Do this ▸ Extract the listing in its entirety, keeping each line identical to the original.

BEGIN Data to use

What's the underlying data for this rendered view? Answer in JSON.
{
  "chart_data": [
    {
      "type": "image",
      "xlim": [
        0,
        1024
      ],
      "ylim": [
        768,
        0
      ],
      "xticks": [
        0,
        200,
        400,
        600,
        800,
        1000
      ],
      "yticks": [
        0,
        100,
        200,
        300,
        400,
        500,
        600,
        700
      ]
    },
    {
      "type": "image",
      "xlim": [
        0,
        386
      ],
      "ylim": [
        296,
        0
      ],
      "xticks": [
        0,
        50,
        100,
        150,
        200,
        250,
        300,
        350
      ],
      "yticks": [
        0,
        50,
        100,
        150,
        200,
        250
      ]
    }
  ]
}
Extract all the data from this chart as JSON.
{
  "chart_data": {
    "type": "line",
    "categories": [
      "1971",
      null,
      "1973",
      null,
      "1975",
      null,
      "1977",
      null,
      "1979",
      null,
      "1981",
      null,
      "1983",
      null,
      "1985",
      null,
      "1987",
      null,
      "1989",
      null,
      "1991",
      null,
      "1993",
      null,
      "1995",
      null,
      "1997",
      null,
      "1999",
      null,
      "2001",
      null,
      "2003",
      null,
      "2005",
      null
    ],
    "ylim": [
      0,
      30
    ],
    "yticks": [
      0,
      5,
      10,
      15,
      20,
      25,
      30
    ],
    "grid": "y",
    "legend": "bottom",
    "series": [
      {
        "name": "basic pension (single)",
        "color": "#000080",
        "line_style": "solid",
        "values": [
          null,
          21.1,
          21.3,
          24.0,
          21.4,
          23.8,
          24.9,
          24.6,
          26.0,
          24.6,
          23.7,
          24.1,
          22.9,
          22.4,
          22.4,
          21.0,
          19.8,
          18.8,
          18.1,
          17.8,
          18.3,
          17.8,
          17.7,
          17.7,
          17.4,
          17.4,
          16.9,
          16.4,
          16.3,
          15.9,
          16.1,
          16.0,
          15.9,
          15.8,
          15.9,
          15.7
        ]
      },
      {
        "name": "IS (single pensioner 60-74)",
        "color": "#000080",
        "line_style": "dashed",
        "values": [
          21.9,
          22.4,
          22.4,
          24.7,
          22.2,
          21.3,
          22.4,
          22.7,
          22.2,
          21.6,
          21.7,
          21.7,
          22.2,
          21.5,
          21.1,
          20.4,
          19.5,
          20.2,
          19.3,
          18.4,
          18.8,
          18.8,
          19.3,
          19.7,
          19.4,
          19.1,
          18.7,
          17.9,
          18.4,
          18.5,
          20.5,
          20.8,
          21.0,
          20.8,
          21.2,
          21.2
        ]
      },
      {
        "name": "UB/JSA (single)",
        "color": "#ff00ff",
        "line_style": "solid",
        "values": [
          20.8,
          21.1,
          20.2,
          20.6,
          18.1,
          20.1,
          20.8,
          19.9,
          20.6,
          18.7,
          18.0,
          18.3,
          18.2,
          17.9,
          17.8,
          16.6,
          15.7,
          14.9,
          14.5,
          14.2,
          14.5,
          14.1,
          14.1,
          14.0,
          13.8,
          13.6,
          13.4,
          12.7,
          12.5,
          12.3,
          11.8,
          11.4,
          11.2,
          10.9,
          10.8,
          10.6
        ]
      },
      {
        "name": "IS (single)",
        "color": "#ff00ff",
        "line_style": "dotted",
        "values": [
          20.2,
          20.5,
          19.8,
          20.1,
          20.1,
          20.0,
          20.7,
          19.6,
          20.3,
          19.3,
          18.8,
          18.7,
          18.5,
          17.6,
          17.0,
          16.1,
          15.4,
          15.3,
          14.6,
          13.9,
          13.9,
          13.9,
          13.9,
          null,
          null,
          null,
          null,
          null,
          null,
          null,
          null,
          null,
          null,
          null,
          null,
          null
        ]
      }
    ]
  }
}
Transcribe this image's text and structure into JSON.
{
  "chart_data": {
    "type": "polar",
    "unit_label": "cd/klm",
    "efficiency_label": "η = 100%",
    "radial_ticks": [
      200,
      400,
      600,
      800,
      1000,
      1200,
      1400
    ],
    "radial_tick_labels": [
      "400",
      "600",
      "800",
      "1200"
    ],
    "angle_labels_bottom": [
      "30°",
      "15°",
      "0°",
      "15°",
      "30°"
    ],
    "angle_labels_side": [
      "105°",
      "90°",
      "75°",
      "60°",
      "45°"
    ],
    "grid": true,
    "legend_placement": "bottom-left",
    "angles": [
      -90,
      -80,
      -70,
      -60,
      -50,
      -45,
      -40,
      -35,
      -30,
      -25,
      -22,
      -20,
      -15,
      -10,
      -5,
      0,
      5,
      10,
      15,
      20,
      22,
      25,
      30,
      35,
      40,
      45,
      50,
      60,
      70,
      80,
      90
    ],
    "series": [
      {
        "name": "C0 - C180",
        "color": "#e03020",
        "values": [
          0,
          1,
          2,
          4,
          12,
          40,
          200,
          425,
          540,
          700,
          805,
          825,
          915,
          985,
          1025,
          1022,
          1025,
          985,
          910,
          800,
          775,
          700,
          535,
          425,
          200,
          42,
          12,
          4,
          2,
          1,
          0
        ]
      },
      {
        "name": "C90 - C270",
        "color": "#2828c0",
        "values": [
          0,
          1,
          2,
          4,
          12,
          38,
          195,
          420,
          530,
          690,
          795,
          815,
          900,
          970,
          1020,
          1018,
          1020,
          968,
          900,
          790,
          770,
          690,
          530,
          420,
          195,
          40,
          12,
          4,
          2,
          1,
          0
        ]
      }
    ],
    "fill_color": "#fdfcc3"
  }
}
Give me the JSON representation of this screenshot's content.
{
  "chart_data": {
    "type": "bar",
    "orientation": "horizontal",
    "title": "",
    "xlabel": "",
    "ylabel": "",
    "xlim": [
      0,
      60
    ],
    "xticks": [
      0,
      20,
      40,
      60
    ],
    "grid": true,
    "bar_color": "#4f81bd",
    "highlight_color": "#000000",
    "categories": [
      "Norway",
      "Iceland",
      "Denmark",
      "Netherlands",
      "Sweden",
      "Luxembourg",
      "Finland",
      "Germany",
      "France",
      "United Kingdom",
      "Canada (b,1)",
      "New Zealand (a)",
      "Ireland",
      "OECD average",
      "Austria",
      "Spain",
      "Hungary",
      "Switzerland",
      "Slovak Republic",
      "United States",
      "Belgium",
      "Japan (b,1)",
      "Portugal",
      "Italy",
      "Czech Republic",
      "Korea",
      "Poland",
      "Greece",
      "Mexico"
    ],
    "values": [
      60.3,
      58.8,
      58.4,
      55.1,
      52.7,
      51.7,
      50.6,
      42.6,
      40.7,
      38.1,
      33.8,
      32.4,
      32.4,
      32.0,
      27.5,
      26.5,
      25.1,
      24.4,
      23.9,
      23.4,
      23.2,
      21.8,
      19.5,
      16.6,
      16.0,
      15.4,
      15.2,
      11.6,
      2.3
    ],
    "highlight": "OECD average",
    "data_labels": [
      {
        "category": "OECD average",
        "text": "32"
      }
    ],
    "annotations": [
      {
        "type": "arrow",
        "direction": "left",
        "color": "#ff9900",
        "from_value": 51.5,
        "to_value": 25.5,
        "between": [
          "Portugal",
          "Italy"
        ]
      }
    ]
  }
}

END Data to use

Exercise answer ▸
What's the underlying data for this rendered view? Answer in JSON.
{
  "chart_data": [
    {
      "type": "image",
      "xlim": [
        0,
        1024
      ],
      "ylim": [
        768,
        0
      ],
      "xticks": [
        0,
        200,
        400,
        600,
        800,
        1000
      ],
      "yticks": [
        0,
        100,
        200,
        300,
        400,
        500,
        600,
        700
      ]
    },
    {
      "type": "image",
      "xlim": [
        0,
        386
      ],
      "ylim": [
        296,
        0
      ],
      "xticks": [
        0,
        50,
        100,
        150,
        200,
        250,
        300,
        350
      ],
      "yticks": [
        0,
        50,
        100,
        150,
        200,
        250
      ]
    }
  ]
}
Extract all the data from this chart as JSON.
{
  "chart_data": {
    "type": "line",
    "categories": [
      "1971",
      null,
      "1973",
      null,
      "1975",
      null,
      "1977",
      null,
      "1979",
      null,
      "1981",
      null,
      "1983",
      null,
      "1985",
      null,
      "1987",
      null,
      "1989",
      null,
      "1991",
      null,
      "1993",
      null,
      "1995",
      null,
      "1997",
      null,
      "1999",
      null,
      "2001",
      null,
      "2003",
      null,
      "2005",
      null
    ],
    "ylim": [
      0,
      30
    ],
    "yticks": [
      0,
      5,
      10,
      15,
      20,
      25,
      30
    ],
    "grid": "y",
    "legend": "bottom",
    "series": [
      {
        "name": "basic pension (single)",
        "color": "#000080",
        "line_style": "solid",
        "values": [
          null,
          21.1,
          21.3,
          24.0,
          21.4,
          23.8,
          24.9,
          24.6,
          26.0,
          24.6,
          23.7,
          24.1,
          22.9,
          22.4,
          22.4,
          21.0,
          19.8,
          18.8,
          18.1,
          17.8,
          18.3,
          17.8,
          17.7,
          17.7,
          17.4,
          17.4,
          16.9,
          16.4,
          16.3,
          15.9,
          16.1,
          16.0,
          15.9,
          15.8,
          15.9,
          15.7
        ]
      },
      {
        "name": "IS (single pensioner 60-74)",
        "color": "#000080",
        "line_style": "dashed",
        "values": [
          21.9,
          22.4,
          22.4,
          24.7,
          22.2,
          21.3,
          22.4,
          22.7,
          22.2,
          21.6,
          21.7,
          21.7,
          22.2,
          21.5,
          21.1,
          20.4,
          19.5,
          20.2,
          19.3,
          18.4,
          18.8,
          18.8,
          19.3,
          19.7,
          19.4,
          19.1,
          18.7,
          17.9,
          18.4,
          18.5,
          20.5,
          20.8,
          21.0,
          20.8,
          21.2,
          21.2
        ]
      },
      {
        "name": "UB/JSA (single)",
        "color": "#ff00ff",
        "line_style": "solid",
        "values": [
          20.8,
          21.1,
          20.2,
          20.6,
          18.1,
          20.1,
          20.8,
          19.9,
          20.6,
          18.7,
          18.0,
          18.3,
          18.2,
          17.9,
          17.8,
          16.6,
          15.7,
          14.9,
          14.5,
          14.2,
          14.5,
          14.1,
          14.1,
          14.0,
          13.8,
          13.6,
          13.4,
          12.7,
          12.5,
          12.3,
          11.8,
          11.4,
          11.2,
          10.9,
          10.8,
          10.6
        ]
      },
      {
        "name": "IS (single)",
        "color": "#ff00ff",
        "line_style": "dotted",
        "values": [
          20.2,
          20.5,
          19.8,
          20.1,
          20.1,
          20.0,
          20.7,
          19.6,
          20.3,
          19.3,
          18.8,
          18.7,
          18.5,
          17.6,
          17.0,
          16.1,
          15.4,
          15.3,
          14.6,
          13.9,
          13.9,
          13.9,
          13.9,
          null,
          null,
          null,
          null,
          null,
          null,
          null,
          null,
          null,
          null,
          null,
          null,
          null
        ]
      }
    ]
  }
}
Transcribe this image's text and structure into JSON.
{
  "chart_data": {
    "type": "polar",
    "unit_label": "cd/klm",
    "efficiency_label": "η = 100%",
    "radial_ticks": [
      200,
      400,
      600,
      800,
      1000,
      1200,
      1400
    ],
    "radial_tick_labels": [
      "400",
      "600",
      "800",
      "1200"
    ],
    "angle_labels_bottom": [
      "30°",
      "15°",
      "0°",
      "15°",
      "30°"
    ],
    "angle_labels_side": [
      "105°",
      "90°",
      "75°",
      "60°",
      "45°"
    ],
    "grid": true,
    "legend_placement": "bottom-left",
    "angles": [
      -90,
      -80,
      -70,
      -60,
      -50,
      -45,
      -40,
      -35,
      -30,
      -25,
      -22,
      -20,
      -15,
      -10,
      -5,
      0,
      5,
      10,
      15,
      20,
      22,
      25,
      30,
      35,
      40,
      45,
      50,
      60,
      70,
      80,
      90
    ],
    "series": [
      {
        "name": "C0 - C180",
        "color": "#e03020",
        "values": [
          0,
          1,
          2,
          4,
          12,
          40,
          200,
          425,
          540,
          700,
          805,
          825,
          915,
          985,
          1025,
          1022,
          1025,
          985,
          910,
          800,
          775,
          700,
          535,
          425,
          200,
          42,
          12,
          4,
          2,
          1,
          0
        ]
      },
      {
        "name": "C90 - C270",
        "color": "#2828c0",
        "values": [
          0,
          1,
          2,
          4,
          12,
          38,
          195,
          420,
          530,
          690,
          795,
          815,
          900,
          970,
          1020,
          1018,
          1020,
          968,
          900,
          790,
          770,
          690,
          530,
          420,
          195,
          40,
          12,
          4,
          2,
          1,
          0
        ]
      }
    ],
    "fill_color": "#fdfcc3"
  }
}
Give me the JSON representation of this screenshot's content.
{
  "chart_data": {
    "type": "bar",
    "orientation": "horizontal",
    "title": "",
    "xlabel": "",
    "ylabel": "",
    "xlim": [
      0,
      60
    ],
    "xticks": [
      0,
      20,
      40,
      60
    ],
    "grid": true,
    "bar_color": "#4f81bd",
    "highlight_color": "#000000",
    "categories": [
      "Norway",
      "Iceland",
      "Denmark",
      "Netherlands",
      "Sweden",
      "Luxembourg",
      "Finland",
      "Germany",
      "France",
      "United Kingdom",
      "Canada (b,1)",
      "New Zealand (a)",
      "Ireland",
      "OECD average",
      "Austria",
      "Spain",
      "Hungary",
      "Switzerland",
      "Slovak Republic",
      "United States",
      "Belgium",
      "Japan (b,1)",
      "Portugal",
      "Italy",
      "Czech Republic",
      "Korea",
      "Poland",
      "Greece",
      "Mexico"
    ],
    "values": [
      60.3,
      58.8,
      58.4,
      55.1,
      52.7,
      51.7,
      50.6,
      42.6,
      40.7,
      38.1,
      33.8,
      32.4,
      32.4,
      32.0,
      27.5,
      26.5,
      25.1,
      24.4,
      23.9,
      23.4,
      23.2,
      21.8,
      19.5,
      16.6,
      16.0,
      15.4,
      15.2,
      11.6,
      2.3
    ],
    "highlight": "OECD average",
    "data_labels": [
      {
        "category": "OECD average",
        "text": "32"
      }
    ],
    "annotations": [
      {
        "type": "arrow",
        "direction": "left",
        "color": "#ff9900",
        "from_value": 51.5,
        "to_value": 25.5,
        "between": [
          "Portugal",
          "Italy"
        ]
      }
    ]
  }
}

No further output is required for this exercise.